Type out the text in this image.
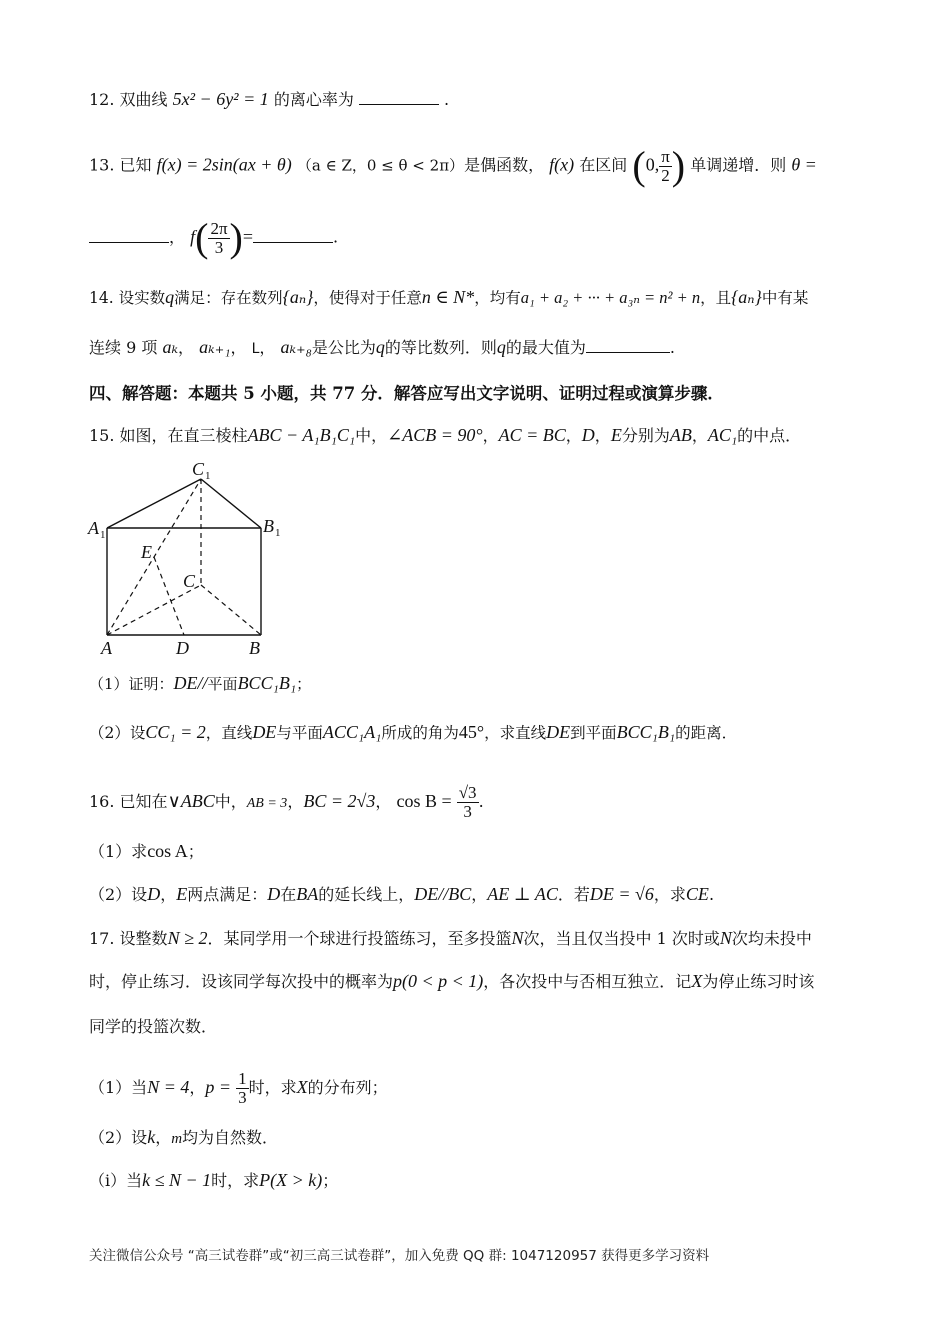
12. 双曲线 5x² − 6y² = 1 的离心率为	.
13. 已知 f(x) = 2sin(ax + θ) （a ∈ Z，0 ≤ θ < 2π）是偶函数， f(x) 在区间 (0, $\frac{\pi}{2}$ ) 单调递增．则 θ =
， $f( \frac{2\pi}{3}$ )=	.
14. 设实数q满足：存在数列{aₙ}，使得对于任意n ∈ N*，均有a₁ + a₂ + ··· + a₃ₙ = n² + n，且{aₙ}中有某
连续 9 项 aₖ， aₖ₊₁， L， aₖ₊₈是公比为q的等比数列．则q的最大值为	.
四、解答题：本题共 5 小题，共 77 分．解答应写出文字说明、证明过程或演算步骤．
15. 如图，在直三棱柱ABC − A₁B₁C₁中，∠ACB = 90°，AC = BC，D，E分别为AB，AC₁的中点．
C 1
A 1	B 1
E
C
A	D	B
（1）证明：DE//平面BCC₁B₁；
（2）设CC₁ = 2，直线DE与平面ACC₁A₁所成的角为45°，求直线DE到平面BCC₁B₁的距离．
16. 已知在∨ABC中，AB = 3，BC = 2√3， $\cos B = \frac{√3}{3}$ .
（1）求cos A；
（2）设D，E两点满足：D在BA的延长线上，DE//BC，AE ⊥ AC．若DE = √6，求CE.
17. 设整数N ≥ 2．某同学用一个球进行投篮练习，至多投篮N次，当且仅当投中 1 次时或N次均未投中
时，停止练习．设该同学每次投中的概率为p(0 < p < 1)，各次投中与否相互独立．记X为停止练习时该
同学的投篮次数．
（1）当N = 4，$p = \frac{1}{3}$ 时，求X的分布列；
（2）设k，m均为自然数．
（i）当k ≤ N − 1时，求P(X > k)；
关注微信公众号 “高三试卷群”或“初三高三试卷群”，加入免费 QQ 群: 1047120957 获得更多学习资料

Your goal: Without the pictures, repeat the listing above exactly.

The completed task:
Type out the text in this image.
12. 双曲线 5x² − 6y² = 1 的离心率为	.
13. 已知 f(x) = 2sin(ax + θ) （a ∈ Z，0 ≤ θ < 2π）是偶函数， f(x) 在区间 (0, $\frac{\pi}{2}$ ) 单调递增．则 θ =
， $f( \frac{2\pi}{3}$ )=	.
14. 设实数q满足：存在数列{aₙ}，使得对于任意n ∈ N*，均有a₁ + a₂ + ··· + a₃ₙ = n² + n，且{aₙ}中有某
连续 9 项 aₖ， aₖ₊₁， L， aₖ₊₈是公比为q的等比数列．则q的最大值为	.
四、解答题：本题共 5 小题，共 77 分．解答应写出文字说明、证明过程或演算步骤．
15. 如图，在直三棱柱ABC − A₁B₁C₁中，∠ACB = 90°，AC = BC，D，E分别为AB，AC₁的中点．
C 1
A 1	B 1
E
C
A	D	B
（1）证明：DE//平面BCC₁B₁；
（2）设CC₁ = 2，直线DE与平面ACC₁A₁所成的角为45°，求直线DE到平面BCC₁B₁的距离．
16. 已知在∨ABC中，AB = 3，BC = 2√3， $\cos B = \frac{√3}{3}$ .
（1）求cos A；
（2）设D，E两点满足：D在BA的延长线上，DE//BC，AE ⊥ AC．若DE = √6，求CE.
17. 设整数N ≥ 2．某同学用一个球进行投篮练习，至多投篮N次，当且仅当投中 1 次时或N次均未投中
时，停止练习．设该同学每次投中的概率为p(0 < p < 1)，各次投中与否相互独立．记X为停止练习时该
同学的投篮次数．
（1）当N = 4，$p = \frac{1}{3}$ 时，求X的分布列；
（2）设k，m均为自然数．
（i）当k ≤ N − 1时，求P(X > k)；
关注微信公众号 “高三试卷群”或“初三高三试卷群”，加入免费 QQ 群: 1047120957 获得更多学习资料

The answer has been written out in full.